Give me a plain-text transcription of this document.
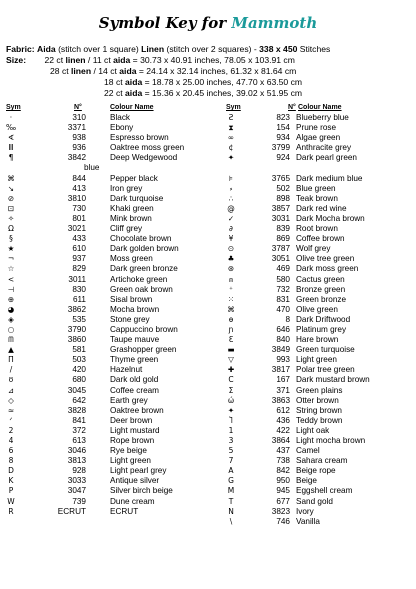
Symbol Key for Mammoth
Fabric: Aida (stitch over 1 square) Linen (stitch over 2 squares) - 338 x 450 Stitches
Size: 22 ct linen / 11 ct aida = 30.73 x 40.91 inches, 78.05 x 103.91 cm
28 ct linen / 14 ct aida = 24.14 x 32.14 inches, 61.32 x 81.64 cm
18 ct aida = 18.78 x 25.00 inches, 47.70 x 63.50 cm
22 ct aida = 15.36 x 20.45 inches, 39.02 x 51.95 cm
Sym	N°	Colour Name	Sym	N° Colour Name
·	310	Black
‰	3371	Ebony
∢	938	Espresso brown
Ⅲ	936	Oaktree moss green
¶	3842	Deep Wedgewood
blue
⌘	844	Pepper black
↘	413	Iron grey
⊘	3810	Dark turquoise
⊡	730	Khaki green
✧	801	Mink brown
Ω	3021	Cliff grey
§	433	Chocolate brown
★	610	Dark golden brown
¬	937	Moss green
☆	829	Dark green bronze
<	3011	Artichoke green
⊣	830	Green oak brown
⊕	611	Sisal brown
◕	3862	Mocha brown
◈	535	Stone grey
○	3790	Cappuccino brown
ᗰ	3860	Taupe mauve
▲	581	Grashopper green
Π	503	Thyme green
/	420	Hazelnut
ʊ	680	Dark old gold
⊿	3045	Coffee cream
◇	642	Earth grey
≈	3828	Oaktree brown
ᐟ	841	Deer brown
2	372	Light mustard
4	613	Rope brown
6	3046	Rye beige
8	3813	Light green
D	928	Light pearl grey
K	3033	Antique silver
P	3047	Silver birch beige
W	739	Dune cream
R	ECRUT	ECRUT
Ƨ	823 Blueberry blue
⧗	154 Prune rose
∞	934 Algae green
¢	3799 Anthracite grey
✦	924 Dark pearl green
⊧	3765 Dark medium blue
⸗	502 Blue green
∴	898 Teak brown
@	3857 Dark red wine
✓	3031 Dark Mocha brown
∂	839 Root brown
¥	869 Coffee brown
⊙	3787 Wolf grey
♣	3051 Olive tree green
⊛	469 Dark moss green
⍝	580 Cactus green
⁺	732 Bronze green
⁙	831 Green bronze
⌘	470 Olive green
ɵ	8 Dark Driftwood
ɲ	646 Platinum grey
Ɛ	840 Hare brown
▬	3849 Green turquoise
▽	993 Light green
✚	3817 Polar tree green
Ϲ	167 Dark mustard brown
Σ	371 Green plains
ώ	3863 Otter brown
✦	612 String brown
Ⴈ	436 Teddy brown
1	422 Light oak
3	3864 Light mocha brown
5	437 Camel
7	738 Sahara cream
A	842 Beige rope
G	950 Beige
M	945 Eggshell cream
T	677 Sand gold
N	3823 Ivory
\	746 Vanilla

----------

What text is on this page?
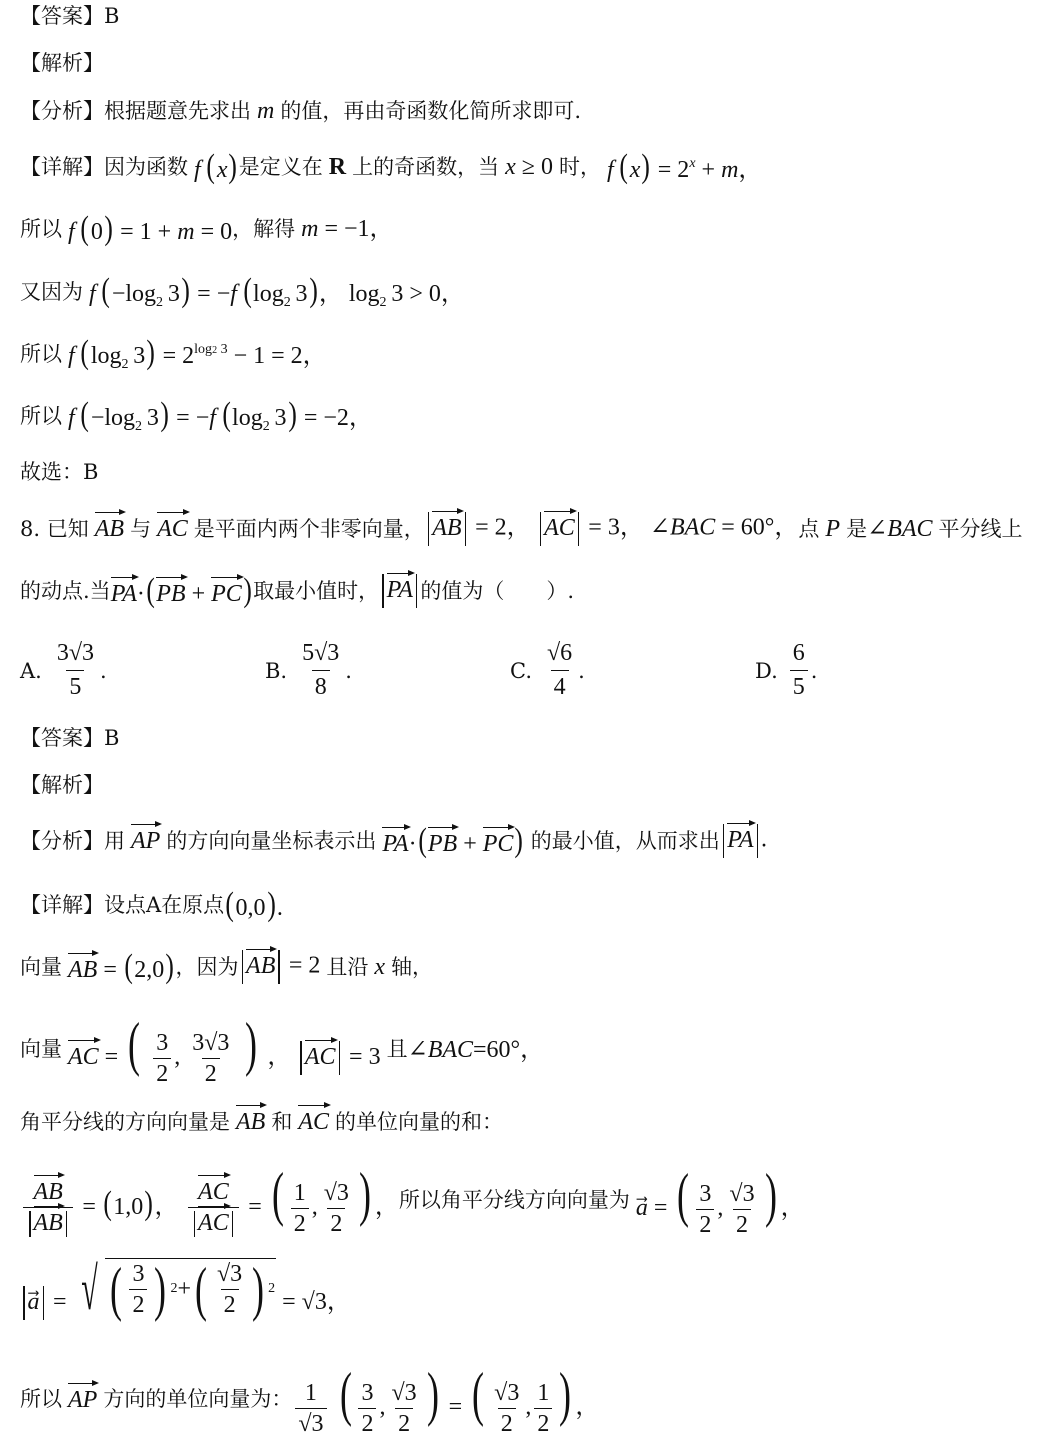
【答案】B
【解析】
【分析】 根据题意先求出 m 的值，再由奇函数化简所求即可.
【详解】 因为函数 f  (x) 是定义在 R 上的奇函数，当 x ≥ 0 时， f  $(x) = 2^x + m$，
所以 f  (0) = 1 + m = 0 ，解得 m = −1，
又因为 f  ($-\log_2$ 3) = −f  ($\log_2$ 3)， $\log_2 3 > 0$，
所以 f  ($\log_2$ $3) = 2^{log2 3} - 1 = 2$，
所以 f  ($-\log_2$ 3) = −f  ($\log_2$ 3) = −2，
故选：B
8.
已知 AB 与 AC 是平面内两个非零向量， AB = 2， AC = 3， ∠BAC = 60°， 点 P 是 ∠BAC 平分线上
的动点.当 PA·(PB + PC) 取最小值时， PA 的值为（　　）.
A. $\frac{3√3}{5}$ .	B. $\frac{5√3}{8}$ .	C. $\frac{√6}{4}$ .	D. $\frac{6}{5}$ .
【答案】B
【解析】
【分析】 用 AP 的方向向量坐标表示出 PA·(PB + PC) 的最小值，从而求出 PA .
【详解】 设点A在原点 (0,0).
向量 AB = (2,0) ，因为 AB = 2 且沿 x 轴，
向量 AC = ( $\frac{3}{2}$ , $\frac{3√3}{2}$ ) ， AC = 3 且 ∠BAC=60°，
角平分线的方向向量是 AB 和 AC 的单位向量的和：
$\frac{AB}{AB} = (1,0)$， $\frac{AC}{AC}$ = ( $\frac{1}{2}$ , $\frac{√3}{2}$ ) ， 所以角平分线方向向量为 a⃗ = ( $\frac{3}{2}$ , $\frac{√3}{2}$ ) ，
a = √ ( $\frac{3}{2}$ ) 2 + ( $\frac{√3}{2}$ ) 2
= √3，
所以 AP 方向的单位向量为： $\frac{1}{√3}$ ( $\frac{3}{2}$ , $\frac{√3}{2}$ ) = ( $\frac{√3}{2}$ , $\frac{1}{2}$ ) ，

----------

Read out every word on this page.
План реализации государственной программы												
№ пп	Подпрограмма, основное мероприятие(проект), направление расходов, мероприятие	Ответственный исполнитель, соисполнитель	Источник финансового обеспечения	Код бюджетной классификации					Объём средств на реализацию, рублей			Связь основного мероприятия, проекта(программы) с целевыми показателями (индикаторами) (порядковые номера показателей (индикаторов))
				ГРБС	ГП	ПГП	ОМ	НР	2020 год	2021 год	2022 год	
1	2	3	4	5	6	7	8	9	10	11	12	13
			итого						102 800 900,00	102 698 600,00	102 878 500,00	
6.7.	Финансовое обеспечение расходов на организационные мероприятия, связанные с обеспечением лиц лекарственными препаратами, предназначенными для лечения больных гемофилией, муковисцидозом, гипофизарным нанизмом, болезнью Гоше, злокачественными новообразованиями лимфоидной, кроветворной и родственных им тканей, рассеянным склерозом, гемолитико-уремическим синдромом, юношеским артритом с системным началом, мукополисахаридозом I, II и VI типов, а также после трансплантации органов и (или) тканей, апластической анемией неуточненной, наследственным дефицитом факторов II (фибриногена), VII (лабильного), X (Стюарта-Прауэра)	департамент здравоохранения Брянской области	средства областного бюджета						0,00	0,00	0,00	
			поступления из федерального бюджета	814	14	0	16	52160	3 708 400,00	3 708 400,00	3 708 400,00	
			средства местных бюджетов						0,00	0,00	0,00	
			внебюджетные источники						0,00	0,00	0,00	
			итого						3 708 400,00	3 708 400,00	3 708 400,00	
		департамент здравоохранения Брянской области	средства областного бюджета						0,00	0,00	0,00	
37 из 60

----------

Challenge ::
Copy out every line of the data that includes the word "Dark".

In response ::
⊘	3810	Dark turquoise
★	610	Dark golden brown
☆	829	Dark green bronze
ʊ	680	Dark old gold
✦	924 Dark pearl green
⊧	3765 Dark medium blue
@	3857 Dark red wine
✓	3031 Dark Mocha brown
⊛	469 Dark moss green
ɵ	8 Dark Driftwood
Ϲ	167 Dark mustard brown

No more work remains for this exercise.